Start

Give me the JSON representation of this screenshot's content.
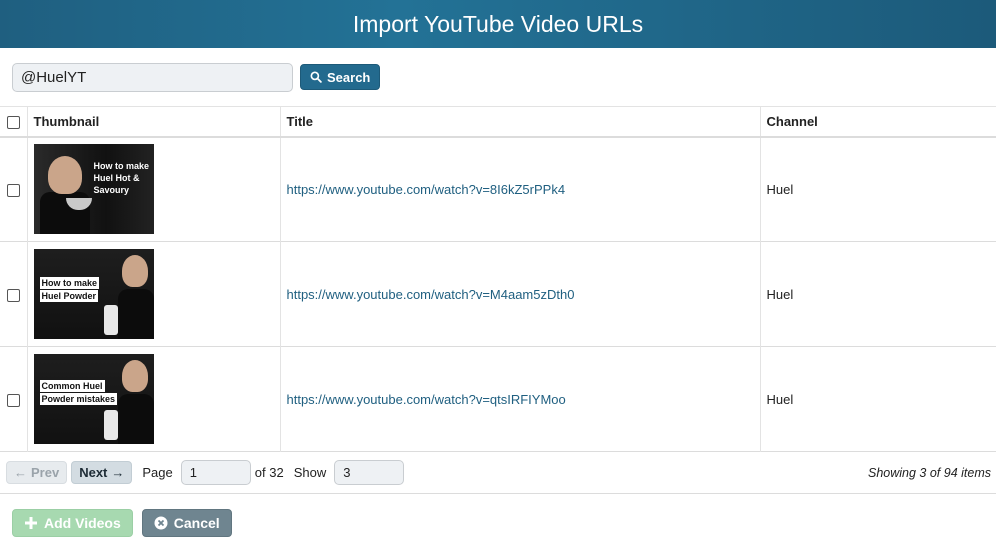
{
  "header": {
    "title": "Import YouTube Video URLs"
  },
  "search": {
    "value": "@HuelYT",
    "button_label": "Search",
    "icon": "search-icon"
  },
  "table": {
    "columns": {
      "thumbnail": "Thumbnail",
      "title": "Title",
      "channel": "Channel"
    },
    "rows": [
      {
        "thumb_caption": [
          "How to make",
          "Huel Hot &",
          "Savoury"
        ],
        "url": "https://www.youtube.com/watch?v=8I6kZ5rPPk4",
        "channel": "Huel"
      },
      {
        "thumb_caption": [
          "How to make",
          "Huel Powder"
        ],
        "url": "https://www.youtube.com/watch?v=M4aam5zDth0",
        "channel": "Huel"
      },
      {
        "thumb_caption": [
          "Common Huel",
          "Powder mistakes"
        ],
        "url": "https://www.youtube.com/watch?v=qtsIRFIYMoo",
        "channel": "Huel"
      }
    ]
  },
  "pager": {
    "prev_label": "Prev",
    "next_label": "Next",
    "page_label": "Page",
    "page_value": "1",
    "of_label": "of 32",
    "show_label": "Show",
    "show_value": "3",
    "summary": "Showing 3 of 94 items"
  },
  "footer": {
    "add_label": "Add Videos",
    "cancel_label": "Cancel"
  },
  "colors": {
    "header": "#237296",
    "link": "#1f5f80",
    "add_button": "#a7d9b0",
    "cancel_button": "#6f8590"
  }
}
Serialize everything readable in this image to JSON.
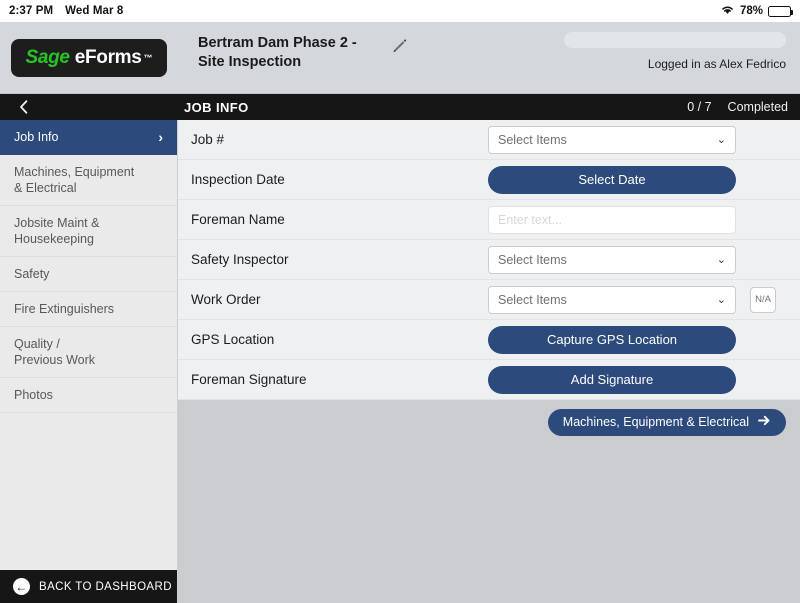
{
  "status_bar": {
    "time": "2:37 PM",
    "date": "Wed Mar 8",
    "wifi_icon": "wifi-icon",
    "battery_percent": "78%",
    "battery_icon": "battery-icon"
  },
  "header": {
    "logo_sage": "Sage",
    "logo_forms": "eForms",
    "logo_tm": "™",
    "form_title": "Bertram Dam Phase 2 - Site Inspection",
    "edit_icon": "pencil-icon",
    "search_value": "",
    "search_placeholder": "",
    "logged_in_as": "Logged in as Alex Fedrico"
  },
  "section_bar": {
    "back_icon": "chevron-left-icon",
    "title": "JOB INFO",
    "progress": "0 / 7",
    "progress_label": "Completed"
  },
  "sidebar": {
    "items": [
      {
        "label": "Job Info",
        "active": true,
        "chevron": "›"
      },
      {
        "label": "Machines, Equipment\n& Electrical",
        "active": false
      },
      {
        "label": "Jobsite Maint &\nHousekeeping",
        "active": false
      },
      {
        "label": "Safety",
        "active": false
      },
      {
        "label": "Fire Extinguishers",
        "active": false
      },
      {
        "label": "Quality /\nPrevious Work",
        "active": false
      },
      {
        "label": "Photos",
        "active": false
      }
    ],
    "back_to_dashboard": "BACK TO DASHBOARD",
    "back_to_dashboard_icon": "circle-arrow-left-icon"
  },
  "form": {
    "rows": [
      {
        "label": "Job #",
        "control": "select",
        "value": "Select Items",
        "icon": "chevron-down-icon"
      },
      {
        "label": "Inspection Date",
        "control": "button",
        "value": "Select Date"
      },
      {
        "label": "Foreman Name",
        "control": "text",
        "value": "",
        "placeholder": "Enter text..."
      },
      {
        "label": "Safety Inspector",
        "control": "select",
        "value": "Select Items",
        "icon": "chevron-down-icon"
      },
      {
        "label": "Work Order",
        "control": "select",
        "value": "Select Items",
        "icon": "chevron-down-icon",
        "na_label": "N/A"
      },
      {
        "label": "GPS Location",
        "control": "button",
        "value": "Capture GPS Location"
      },
      {
        "label": "Foreman Signature",
        "control": "button",
        "value": "Add Signature"
      }
    ],
    "next_button": "Machines, Equipment & Electrical",
    "next_icon": "arrow-right-icon"
  },
  "colors": {
    "accent_blue": "#2c4a7c",
    "logo_green": "#22c722",
    "bar_black": "#161616",
    "header_gray": "#d4d8dc",
    "content_gray": "#cbcccf"
  }
}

End

» **Task prompt**: Copy out all the data without changing anything, and drop the pictures.

» **Task answer**:
Give me the JSON representation of this screenshot's content.
{
  "header": {
    "title": "Import YouTube Video URLs"
  },
  "search": {
    "value": "@HuelYT",
    "button_label": "Search",
    "icon": "search-icon"
  },
  "table": {
    "columns": {
      "thumbnail": "Thumbnail",
      "title": "Title",
      "channel": "Channel"
    },
    "rows": [
      {
        "thumb_caption": [
          "How to make",
          "Huel Hot &",
          "Savoury"
        ],
        "url": "https://www.youtube.com/watch?v=8I6kZ5rPPk4",
        "channel": "Huel"
      },
      {
        "thumb_caption": [
          "How to make",
          "Huel Powder"
        ],
        "url": "https://www.youtube.com/watch?v=M4aam5zDth0",
        "channel": "Huel"
      },
      {
        "thumb_caption": [
          "Common Huel",
          "Powder mistakes"
        ],
        "url": "https://www.youtube.com/watch?v=qtsIRFIYMoo",
        "channel": "Huel"
      }
    ]
  },
  "pager": {
    "prev_label": "Prev",
    "next_label": "Next",
    "page_label": "Page",
    "page_value": "1",
    "of_label": "of 32",
    "show_label": "Show",
    "show_value": "3",
    "summary": "Showing 3 of 94 items"
  },
  "footer": {
    "add_label": "Add Videos",
    "cancel_label": "Cancel"
  },
  "colors": {
    "header": "#237296",
    "link": "#1f5f80",
    "add_button": "#a7d9b0",
    "cancel_button": "#6f8590"
  }
}
Serialize everything readable in this image to JSON.
{
  "status_bar": {
    "time": "2:37 PM",
    "date": "Wed Mar 8",
    "wifi_icon": "wifi-icon",
    "battery_percent": "78%",
    "battery_icon": "battery-icon"
  },
  "header": {
    "logo_sage": "Sage",
    "logo_forms": "eForms",
    "logo_tm": "™",
    "form_title": "Bertram Dam Phase 2 - Site Inspection",
    "edit_icon": "pencil-icon",
    "search_value": "",
    "search_placeholder": "",
    "logged_in_as": "Logged in as Alex Fedrico"
  },
  "section_bar": {
    "back_icon": "chevron-left-icon",
    "title": "JOB INFO",
    "progress": "0 / 7",
    "progress_label": "Completed"
  },
  "sidebar": {
    "items": [
      {
        "label": "Job Info",
        "active": true,
        "chevron": "›"
      },
      {
        "label": "Machines, Equipment\n& Electrical",
        "active": false
      },
      {
        "label": "Jobsite Maint &\nHousekeeping",
        "active": false
      },
      {
        "label": "Safety",
        "active": false
      },
      {
        "label": "Fire Extinguishers",
        "active": false
      },
      {
        "label": "Quality /\nPrevious Work",
        "active": false
      },
      {
        "label": "Photos",
        "active": false
      }
    ],
    "back_to_dashboard": "BACK TO DASHBOARD",
    "back_to_dashboard_icon": "circle-arrow-left-icon"
  },
  "form": {
    "rows": [
      {
        "label": "Job #",
        "control": "select",
        "value": "Select Items",
        "icon": "chevron-down-icon"
      },
      {
        "label": "Inspection Date",
        "control": "button",
        "value": "Select Date"
      },
      {
        "label": "Foreman Name",
        "control": "text",
        "value": "",
        "placeholder": "Enter text..."
      },
      {
        "label": "Safety Inspector",
        "control": "select",
        "value": "Select Items",
        "icon": "chevron-down-icon"
      },
      {
        "label": "Work Order",
        "control": "select",
        "value": "Select Items",
        "icon": "chevron-down-icon",
        "na_label": "N/A"
      },
      {
        "label": "GPS Location",
        "control": "button",
        "value": "Capture GPS Location"
      },
      {
        "label": "Foreman Signature",
        "control": "button",
        "value": "Add Signature"
      }
    ],
    "next_button": "Machines, Equipment & Electrical",
    "next_icon": "arrow-right-icon"
  },
  "colors": {
    "accent_blue": "#2c4a7c",
    "logo_green": "#22c722",
    "bar_black": "#161616",
    "header_gray": "#d4d8dc",
    "content_gray": "#cbcccf"
  }
}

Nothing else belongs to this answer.